● **SHORT PROBLEM**:
Take the entries below and reproduce them word for word.

Data records:
* * * * * * *
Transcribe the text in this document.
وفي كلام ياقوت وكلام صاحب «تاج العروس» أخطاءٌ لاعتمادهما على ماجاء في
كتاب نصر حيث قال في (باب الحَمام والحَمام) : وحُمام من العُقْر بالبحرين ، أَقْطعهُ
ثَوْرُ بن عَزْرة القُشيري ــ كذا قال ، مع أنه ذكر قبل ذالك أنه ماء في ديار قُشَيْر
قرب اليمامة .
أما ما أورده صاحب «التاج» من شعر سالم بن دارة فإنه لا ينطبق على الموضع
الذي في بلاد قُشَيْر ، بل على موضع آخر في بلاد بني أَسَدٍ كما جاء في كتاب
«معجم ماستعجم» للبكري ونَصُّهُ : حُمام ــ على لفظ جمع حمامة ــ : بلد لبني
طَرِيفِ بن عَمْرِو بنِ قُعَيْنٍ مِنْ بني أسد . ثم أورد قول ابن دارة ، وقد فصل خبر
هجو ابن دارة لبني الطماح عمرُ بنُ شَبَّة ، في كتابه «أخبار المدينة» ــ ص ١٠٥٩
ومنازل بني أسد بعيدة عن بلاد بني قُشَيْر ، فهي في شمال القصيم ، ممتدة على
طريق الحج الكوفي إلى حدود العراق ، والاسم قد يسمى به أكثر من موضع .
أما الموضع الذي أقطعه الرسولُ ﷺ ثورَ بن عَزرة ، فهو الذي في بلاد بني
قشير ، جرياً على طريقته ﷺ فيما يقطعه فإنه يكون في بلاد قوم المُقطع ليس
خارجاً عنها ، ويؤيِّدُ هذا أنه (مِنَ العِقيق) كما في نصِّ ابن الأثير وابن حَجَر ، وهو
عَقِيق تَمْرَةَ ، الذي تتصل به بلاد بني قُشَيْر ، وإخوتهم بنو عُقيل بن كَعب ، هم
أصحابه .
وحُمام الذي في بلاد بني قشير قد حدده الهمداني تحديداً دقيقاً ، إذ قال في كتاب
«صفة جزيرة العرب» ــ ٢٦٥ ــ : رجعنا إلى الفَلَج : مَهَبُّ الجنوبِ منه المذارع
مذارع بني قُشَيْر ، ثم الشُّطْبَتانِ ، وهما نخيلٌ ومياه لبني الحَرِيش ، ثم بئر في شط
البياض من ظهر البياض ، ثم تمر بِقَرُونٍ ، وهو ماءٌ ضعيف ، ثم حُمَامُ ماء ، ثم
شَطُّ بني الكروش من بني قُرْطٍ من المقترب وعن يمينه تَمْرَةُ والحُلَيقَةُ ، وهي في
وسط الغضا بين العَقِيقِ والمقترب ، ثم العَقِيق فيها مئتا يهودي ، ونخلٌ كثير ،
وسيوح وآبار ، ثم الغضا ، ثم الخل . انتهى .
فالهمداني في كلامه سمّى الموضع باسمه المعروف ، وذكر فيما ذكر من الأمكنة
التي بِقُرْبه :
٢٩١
* * * * * * *
● **ANSWER FOR THE TASK**:
Transcribe the text in this document.
وفي كلام ياقوت وكلام صاحب «تاج العروس» أخطاءٌ لاعتمادهما على ماجاء في
كتاب نصر حيث قال في (باب الحَمام والحَمام) : وحُمام من العُقْر بالبحرين ، أَقْطعهُ
ثَوْرُ بن عَزْرة القُشيري ــ كذا قال ، مع أنه ذكر قبل ذالك أنه ماء في ديار قُشَيْر
قرب اليمامة .
أما ما أورده صاحب «التاج» من شعر سالم بن دارة فإنه لا ينطبق على الموضع
الذي في بلاد قُشَيْر ، بل على موضع آخر في بلاد بني أَسَدٍ كما جاء في كتاب
«معجم ماستعجم» للبكري ونَصُّهُ : حُمام ــ على لفظ جمع حمامة ــ : بلد لبني
طَرِيفِ بن عَمْرِو بنِ قُعَيْنٍ مِنْ بني أسد . ثم أورد قول ابن دارة ، وقد فصل خبر
هجو ابن دارة لبني الطماح عمرُ بنُ شَبَّة ، في كتابه «أخبار المدينة» ــ ص ١٠٥٩
ومنازل بني أسد بعيدة عن بلاد بني قُشَيْر ، فهي في شمال القصيم ، ممتدة على
طريق الحج الكوفي إلى حدود العراق ، والاسم قد يسمى به أكثر من موضع .
أما الموضع الذي أقطعه الرسولُ ﷺ ثورَ بن عَزرة ، فهو الذي في بلاد بني
قشير ، جرياً على طريقته ﷺ فيما يقطعه فإنه يكون في بلاد قوم المُقطع ليس
خارجاً عنها ، ويؤيِّدُ هذا أنه (مِنَ العِقيق) كما في نصِّ ابن الأثير وابن حَجَر ، وهو
عَقِيق تَمْرَةَ ، الذي تتصل به بلاد بني قُشَيْر ، وإخوتهم بنو عُقيل بن كَعب ، هم
أصحابه .
وحُمام الذي في بلاد بني قشير قد حدده الهمداني تحديداً دقيقاً ، إذ قال في كتاب
«صفة جزيرة العرب» ــ ٢٦٥ ــ : رجعنا إلى الفَلَج : مَهَبُّ الجنوبِ منه المذارع
مذارع بني قُشَيْر ، ثم الشُّطْبَتانِ ، وهما نخيلٌ ومياه لبني الحَرِيش ، ثم بئر في شط
البياض من ظهر البياض ، ثم تمر بِقَرُونٍ ، وهو ماءٌ ضعيف ، ثم حُمَامُ ماء ، ثم
شَطُّ بني الكروش من بني قُرْطٍ من المقترب وعن يمينه تَمْرَةُ والحُلَيقَةُ ، وهي في
وسط الغضا بين العَقِيقِ والمقترب ، ثم العَقِيق فيها مئتا يهودي ، ونخلٌ كثير ،
وسيوح وآبار ، ثم الغضا ، ثم الخل . انتهى .
فالهمداني في كلامه سمّى الموضع باسمه المعروف ، وذكر فيما ذكر من الأمكنة
التي بِقُرْبه :
٢٩١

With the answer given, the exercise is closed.